## WHAT NEEDS TO BE DONE:
Find each line with the string "БРИДЕРОВ" and copy it.

==== MATERIAL FOR THIS EXERCISE ====

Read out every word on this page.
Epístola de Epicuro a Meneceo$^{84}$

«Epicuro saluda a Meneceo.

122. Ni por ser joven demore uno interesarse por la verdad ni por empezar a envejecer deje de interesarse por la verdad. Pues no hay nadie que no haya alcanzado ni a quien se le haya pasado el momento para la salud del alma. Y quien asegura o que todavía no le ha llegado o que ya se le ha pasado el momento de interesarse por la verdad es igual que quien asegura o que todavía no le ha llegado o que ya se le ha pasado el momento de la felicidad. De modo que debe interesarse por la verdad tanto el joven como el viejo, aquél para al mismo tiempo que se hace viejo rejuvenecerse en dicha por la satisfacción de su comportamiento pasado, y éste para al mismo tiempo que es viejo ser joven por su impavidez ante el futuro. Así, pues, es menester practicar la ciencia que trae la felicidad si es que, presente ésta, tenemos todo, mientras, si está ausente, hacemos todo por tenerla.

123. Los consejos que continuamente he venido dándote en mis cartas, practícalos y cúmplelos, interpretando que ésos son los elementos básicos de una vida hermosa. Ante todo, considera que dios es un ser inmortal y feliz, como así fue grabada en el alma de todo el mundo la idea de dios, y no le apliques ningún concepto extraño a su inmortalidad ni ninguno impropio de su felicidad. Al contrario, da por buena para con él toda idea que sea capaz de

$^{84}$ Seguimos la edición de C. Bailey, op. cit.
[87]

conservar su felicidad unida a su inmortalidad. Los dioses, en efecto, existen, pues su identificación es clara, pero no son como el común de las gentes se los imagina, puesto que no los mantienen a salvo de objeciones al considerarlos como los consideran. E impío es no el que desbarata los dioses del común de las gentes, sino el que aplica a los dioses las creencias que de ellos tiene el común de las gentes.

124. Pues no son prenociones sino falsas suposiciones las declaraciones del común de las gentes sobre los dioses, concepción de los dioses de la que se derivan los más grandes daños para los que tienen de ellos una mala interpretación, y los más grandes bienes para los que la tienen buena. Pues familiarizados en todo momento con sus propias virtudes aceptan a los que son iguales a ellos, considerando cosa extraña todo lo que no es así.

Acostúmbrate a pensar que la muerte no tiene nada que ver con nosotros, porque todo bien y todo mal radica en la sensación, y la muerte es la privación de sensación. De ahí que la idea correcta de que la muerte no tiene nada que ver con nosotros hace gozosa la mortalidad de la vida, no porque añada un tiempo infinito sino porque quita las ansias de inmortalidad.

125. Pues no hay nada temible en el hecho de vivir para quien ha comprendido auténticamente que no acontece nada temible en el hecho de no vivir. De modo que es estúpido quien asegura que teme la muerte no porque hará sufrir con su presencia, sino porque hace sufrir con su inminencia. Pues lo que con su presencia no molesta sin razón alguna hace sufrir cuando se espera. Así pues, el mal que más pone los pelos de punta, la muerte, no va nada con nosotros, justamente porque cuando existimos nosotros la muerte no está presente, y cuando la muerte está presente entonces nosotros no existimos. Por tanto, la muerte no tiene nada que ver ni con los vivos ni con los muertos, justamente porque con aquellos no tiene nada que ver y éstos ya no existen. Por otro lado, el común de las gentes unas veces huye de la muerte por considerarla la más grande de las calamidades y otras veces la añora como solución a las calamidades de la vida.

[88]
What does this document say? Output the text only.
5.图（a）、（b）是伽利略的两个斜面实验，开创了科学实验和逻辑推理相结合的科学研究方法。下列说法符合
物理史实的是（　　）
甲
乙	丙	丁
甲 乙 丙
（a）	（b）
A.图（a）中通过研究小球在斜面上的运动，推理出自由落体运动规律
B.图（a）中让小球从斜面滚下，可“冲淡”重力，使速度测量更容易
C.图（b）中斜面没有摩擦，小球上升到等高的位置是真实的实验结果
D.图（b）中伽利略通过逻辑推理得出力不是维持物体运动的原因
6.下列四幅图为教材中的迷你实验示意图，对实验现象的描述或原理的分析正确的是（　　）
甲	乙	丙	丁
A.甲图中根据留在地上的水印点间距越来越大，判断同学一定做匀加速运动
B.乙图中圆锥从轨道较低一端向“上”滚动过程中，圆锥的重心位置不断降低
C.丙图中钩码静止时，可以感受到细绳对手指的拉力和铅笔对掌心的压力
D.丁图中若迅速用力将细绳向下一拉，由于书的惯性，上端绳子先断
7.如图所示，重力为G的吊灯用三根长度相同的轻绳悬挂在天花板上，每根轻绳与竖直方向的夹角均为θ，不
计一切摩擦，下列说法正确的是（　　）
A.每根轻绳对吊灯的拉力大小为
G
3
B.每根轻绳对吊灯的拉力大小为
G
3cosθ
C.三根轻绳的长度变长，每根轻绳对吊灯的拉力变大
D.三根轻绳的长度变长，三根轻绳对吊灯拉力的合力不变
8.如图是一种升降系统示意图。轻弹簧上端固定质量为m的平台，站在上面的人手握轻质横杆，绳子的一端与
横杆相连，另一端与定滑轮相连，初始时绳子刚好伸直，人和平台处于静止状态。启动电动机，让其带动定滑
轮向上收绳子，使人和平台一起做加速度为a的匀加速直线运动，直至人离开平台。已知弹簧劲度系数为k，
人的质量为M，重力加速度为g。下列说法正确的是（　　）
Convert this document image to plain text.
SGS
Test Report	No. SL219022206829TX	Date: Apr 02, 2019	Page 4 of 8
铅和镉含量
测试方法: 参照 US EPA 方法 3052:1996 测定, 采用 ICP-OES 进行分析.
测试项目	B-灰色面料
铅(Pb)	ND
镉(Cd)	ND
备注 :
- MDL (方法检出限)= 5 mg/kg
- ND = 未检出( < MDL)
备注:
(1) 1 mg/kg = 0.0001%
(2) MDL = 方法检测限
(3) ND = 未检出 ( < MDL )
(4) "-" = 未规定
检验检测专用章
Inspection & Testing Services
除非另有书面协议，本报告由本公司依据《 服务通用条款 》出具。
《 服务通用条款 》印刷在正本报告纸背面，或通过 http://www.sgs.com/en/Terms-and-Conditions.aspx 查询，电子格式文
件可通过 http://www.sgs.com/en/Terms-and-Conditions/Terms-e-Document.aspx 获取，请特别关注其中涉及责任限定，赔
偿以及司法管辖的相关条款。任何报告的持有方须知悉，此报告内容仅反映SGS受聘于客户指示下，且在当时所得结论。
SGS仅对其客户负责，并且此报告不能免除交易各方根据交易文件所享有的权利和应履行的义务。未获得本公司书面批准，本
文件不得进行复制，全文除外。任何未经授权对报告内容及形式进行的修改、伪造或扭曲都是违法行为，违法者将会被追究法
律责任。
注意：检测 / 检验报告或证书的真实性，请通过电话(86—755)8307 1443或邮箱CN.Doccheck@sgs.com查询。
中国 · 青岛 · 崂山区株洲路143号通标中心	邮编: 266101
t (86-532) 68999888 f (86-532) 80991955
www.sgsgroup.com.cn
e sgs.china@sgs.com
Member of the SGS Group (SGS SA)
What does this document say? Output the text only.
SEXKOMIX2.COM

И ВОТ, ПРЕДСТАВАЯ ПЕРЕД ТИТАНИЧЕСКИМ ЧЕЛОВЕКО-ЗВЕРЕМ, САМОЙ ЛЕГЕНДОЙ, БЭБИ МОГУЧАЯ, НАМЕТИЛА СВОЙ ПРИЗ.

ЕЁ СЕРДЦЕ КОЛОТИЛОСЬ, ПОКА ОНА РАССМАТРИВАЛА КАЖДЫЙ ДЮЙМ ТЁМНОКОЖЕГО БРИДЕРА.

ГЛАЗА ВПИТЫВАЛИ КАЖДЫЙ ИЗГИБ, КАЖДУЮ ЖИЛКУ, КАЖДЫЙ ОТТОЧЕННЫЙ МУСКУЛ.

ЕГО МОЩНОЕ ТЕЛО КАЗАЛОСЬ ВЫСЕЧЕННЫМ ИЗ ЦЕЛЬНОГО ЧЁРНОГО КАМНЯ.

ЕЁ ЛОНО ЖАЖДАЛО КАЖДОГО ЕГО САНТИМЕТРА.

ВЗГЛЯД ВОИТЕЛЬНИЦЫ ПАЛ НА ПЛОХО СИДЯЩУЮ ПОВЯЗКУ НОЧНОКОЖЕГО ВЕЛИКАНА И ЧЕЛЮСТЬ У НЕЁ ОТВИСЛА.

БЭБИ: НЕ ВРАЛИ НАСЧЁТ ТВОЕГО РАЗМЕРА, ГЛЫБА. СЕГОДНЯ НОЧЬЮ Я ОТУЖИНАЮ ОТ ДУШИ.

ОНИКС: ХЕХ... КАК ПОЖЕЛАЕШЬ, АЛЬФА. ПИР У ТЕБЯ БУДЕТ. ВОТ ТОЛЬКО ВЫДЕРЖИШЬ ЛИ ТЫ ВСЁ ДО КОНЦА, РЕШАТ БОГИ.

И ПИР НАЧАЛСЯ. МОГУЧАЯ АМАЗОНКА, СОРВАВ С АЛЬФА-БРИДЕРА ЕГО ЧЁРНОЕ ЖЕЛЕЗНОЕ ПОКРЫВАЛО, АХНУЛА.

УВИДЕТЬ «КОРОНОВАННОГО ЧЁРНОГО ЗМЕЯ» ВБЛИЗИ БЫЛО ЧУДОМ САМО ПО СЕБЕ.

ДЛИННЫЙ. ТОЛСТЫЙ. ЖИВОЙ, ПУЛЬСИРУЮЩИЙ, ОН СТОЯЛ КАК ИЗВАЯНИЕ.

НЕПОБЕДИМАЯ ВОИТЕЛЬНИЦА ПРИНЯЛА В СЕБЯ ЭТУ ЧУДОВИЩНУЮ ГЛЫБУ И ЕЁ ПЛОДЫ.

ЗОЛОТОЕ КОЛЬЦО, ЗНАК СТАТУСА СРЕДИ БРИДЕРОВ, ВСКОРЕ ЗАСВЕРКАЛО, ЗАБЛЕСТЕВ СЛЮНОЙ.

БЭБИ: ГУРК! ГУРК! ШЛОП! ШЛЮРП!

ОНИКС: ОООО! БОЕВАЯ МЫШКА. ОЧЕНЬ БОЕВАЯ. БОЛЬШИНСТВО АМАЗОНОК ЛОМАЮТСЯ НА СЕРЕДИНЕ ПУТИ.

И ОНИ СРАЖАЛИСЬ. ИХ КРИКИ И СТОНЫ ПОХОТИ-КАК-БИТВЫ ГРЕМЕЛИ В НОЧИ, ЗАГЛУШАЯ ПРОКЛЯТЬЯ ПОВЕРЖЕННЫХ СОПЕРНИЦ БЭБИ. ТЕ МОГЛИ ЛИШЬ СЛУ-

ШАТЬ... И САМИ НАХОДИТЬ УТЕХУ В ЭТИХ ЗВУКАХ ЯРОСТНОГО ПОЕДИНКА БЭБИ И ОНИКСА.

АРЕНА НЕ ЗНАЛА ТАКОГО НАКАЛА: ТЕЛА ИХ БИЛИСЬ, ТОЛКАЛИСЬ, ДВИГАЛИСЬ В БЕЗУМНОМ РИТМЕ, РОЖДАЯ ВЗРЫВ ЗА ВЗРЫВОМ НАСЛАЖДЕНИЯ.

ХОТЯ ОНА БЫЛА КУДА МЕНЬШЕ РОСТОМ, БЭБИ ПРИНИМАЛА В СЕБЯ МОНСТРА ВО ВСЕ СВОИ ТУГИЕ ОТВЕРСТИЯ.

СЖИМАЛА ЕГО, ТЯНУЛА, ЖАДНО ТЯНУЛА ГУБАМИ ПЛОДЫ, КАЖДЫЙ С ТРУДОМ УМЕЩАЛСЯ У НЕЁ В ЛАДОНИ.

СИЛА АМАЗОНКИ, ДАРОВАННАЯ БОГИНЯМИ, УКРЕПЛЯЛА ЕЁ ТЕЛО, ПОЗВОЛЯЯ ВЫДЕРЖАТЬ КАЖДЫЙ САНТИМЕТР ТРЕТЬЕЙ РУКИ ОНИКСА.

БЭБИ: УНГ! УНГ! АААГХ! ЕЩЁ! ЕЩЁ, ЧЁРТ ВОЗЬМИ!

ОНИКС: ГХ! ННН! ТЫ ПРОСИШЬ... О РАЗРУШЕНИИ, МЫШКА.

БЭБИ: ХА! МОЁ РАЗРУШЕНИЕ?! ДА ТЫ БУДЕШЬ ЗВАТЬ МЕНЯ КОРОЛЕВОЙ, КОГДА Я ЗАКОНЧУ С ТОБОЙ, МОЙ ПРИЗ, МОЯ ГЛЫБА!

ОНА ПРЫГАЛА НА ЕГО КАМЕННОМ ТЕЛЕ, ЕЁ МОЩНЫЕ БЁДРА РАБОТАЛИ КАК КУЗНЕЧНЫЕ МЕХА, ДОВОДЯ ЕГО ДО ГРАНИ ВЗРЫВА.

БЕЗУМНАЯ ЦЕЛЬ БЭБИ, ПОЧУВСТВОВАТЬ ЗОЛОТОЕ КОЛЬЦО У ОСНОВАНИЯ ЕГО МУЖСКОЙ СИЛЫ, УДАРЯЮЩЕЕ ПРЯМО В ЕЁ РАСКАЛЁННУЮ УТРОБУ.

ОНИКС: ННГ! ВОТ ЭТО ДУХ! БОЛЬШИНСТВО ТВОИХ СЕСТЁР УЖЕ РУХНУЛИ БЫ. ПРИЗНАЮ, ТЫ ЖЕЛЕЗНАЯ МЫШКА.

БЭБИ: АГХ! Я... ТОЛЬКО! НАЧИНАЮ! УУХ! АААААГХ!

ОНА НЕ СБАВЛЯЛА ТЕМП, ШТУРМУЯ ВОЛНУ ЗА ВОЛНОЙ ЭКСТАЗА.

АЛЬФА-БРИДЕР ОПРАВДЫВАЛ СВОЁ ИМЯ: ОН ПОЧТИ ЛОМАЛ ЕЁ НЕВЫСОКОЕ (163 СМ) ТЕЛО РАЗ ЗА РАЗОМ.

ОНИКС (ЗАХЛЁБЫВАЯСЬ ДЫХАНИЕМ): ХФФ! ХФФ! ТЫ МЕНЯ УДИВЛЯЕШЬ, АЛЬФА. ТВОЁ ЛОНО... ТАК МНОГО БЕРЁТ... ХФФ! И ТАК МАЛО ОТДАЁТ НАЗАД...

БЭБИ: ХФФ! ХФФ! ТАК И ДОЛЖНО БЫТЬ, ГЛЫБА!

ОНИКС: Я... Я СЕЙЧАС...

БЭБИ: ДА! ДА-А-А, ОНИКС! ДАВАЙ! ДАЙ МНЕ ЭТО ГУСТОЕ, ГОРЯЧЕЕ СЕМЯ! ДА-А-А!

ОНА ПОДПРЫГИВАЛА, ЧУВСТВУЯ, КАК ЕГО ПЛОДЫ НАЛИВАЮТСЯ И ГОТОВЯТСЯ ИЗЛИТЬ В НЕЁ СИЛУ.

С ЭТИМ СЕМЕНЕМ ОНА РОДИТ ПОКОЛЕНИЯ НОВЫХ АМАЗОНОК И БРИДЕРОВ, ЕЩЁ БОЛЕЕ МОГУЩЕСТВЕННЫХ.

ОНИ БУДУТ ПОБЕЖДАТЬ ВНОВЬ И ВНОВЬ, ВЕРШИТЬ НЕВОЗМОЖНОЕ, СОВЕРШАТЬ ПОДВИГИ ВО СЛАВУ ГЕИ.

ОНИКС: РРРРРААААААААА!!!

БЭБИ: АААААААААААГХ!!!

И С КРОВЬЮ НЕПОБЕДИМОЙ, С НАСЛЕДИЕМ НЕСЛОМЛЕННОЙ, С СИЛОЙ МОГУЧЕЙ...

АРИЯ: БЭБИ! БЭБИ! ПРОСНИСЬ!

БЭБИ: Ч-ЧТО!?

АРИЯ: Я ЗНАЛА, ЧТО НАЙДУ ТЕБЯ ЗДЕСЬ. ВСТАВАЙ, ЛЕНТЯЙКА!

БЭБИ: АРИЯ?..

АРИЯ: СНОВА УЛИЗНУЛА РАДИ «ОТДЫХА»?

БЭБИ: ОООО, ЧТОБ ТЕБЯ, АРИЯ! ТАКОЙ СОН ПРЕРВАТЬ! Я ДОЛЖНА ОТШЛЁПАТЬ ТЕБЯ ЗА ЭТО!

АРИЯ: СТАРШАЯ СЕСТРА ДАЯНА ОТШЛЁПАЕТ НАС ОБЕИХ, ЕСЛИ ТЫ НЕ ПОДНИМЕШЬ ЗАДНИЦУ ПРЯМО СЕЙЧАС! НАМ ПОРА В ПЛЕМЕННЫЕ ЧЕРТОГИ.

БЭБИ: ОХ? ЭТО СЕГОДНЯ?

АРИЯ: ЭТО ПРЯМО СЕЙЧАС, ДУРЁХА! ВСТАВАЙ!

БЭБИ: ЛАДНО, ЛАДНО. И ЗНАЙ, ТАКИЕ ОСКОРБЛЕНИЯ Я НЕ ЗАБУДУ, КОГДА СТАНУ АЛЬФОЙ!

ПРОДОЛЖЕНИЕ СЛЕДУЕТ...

====

## SOLUTION FOR THIS PROBLEM:
ЗОЛОТОЕ КОЛЬЦО, ЗНАК СТАТУСА СРЕДИ БРИДЕРОВ, ВСКОРЕ ЗАСВЕРКАЛО, ЗАБЛЕСТЕВ СЛЮНОЙ.
С ЭТИМ СЕМЕНЕМ ОНА РОДИТ ПОКОЛЕНИЯ НОВЫХ АМАЗОНОК И БРИДЕРОВ, ЕЩЁ БОЛЕЕ МОГУЩЕСТВЕННЫХ.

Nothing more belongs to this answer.